Element placement data:
+++

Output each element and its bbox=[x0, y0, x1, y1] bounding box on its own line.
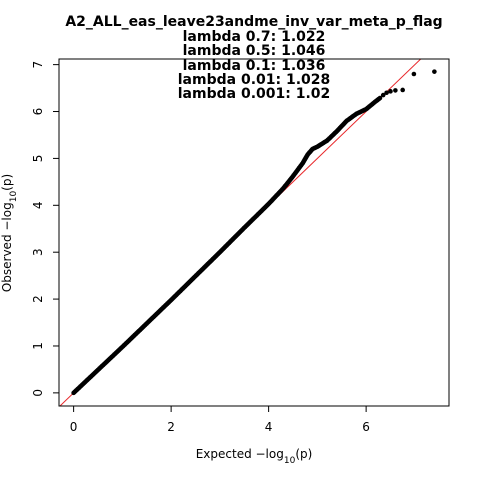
x-axis: 0 2 4 6 bbox=[70, 406, 370, 434]
data-point bbox=[384, 90, 389, 96]
y-axis-label: Observed −log10(p) bbox=[0, 174, 19, 292]
data-point bbox=[388, 89, 393, 94]
y-tick-label: 4 bbox=[31, 201, 45, 209]
y-tick-label: 1 bbox=[31, 342, 45, 350]
y-axis-label-tail: (p) bbox=[0, 174, 14, 191]
y-tick-label: 6 bbox=[31, 108, 45, 116]
x-axis-label: Expected −log10(p) bbox=[196, 447, 313, 466]
x-tick-label: 6 bbox=[362, 420, 370, 434]
x-tick-label: 4 bbox=[265, 420, 273, 434]
y-tick-label: 3 bbox=[31, 248, 45, 256]
lambda-line-4: lambda 0.01: 1.028 bbox=[178, 72, 331, 88]
data-point bbox=[377, 95, 383, 101]
data-point bbox=[432, 69, 437, 74]
x-axis-label-main: Expected −log bbox=[196, 447, 284, 461]
lambda-line-3: lambda 0.1: 1.036 bbox=[183, 58, 326, 74]
y-axis-label-subscript: 10 bbox=[9, 191, 19, 203]
data-point bbox=[411, 71, 417, 77]
x-tick-label: 2 bbox=[167, 420, 175, 434]
chart-title: A2_ALL_eas_leave23andme_inv_var_meta_p_f… bbox=[65, 14, 442, 30]
y-axis-label-main: Observed −log bbox=[0, 202, 14, 292]
lambda-line-5: lambda 0.001: 1.02 bbox=[178, 86, 331, 102]
x-axis-label-subscript: 10 bbox=[284, 456, 296, 466]
x-tick-label: 0 bbox=[70, 420, 78, 434]
plot-frame bbox=[58, 58, 450, 407]
data-points-layer bbox=[71, 69, 437, 396]
data-point bbox=[400, 87, 405, 93]
y-tick-label: 7 bbox=[31, 61, 45, 69]
y-tick-label: 5 bbox=[31, 155, 45, 163]
y-axis: 0 1 2 3 4 5 6 7 bbox=[31, 61, 59, 397]
y-tick-label: 0 bbox=[31, 389, 45, 397]
lambda-line-2: lambda 0.5: 1.046 bbox=[183, 43, 326, 59]
data-point bbox=[380, 92, 386, 98]
lambda-line-1: lambda 0.7: 1.022 bbox=[183, 29, 326, 45]
y-tick-label: 2 bbox=[31, 295, 45, 303]
data-point bbox=[393, 88, 398, 93]
x-axis-label-tail: (p) bbox=[295, 447, 312, 461]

+++

[Work instructions]
Set down, exactly as they appear in the data above, all the lines from the one containing "x-axis: 0 2 4 6 bbox=[70, 406, 370, 434]" down to the one containing "y-tick-label: 1 bbox=[31, 342, 45, 350]", including both of those lines.

[Output of the task]
x-axis: 0 2 4 6 bbox=[70, 406, 370, 434]
data-point bbox=[384, 90, 389, 96]
y-axis-label: Observed −log10(p) bbox=[0, 174, 19, 292]
data-point bbox=[388, 89, 393, 94]
y-tick-label: 4 bbox=[31, 201, 45, 209]
y-tick-label: 1 bbox=[31, 342, 45, 350]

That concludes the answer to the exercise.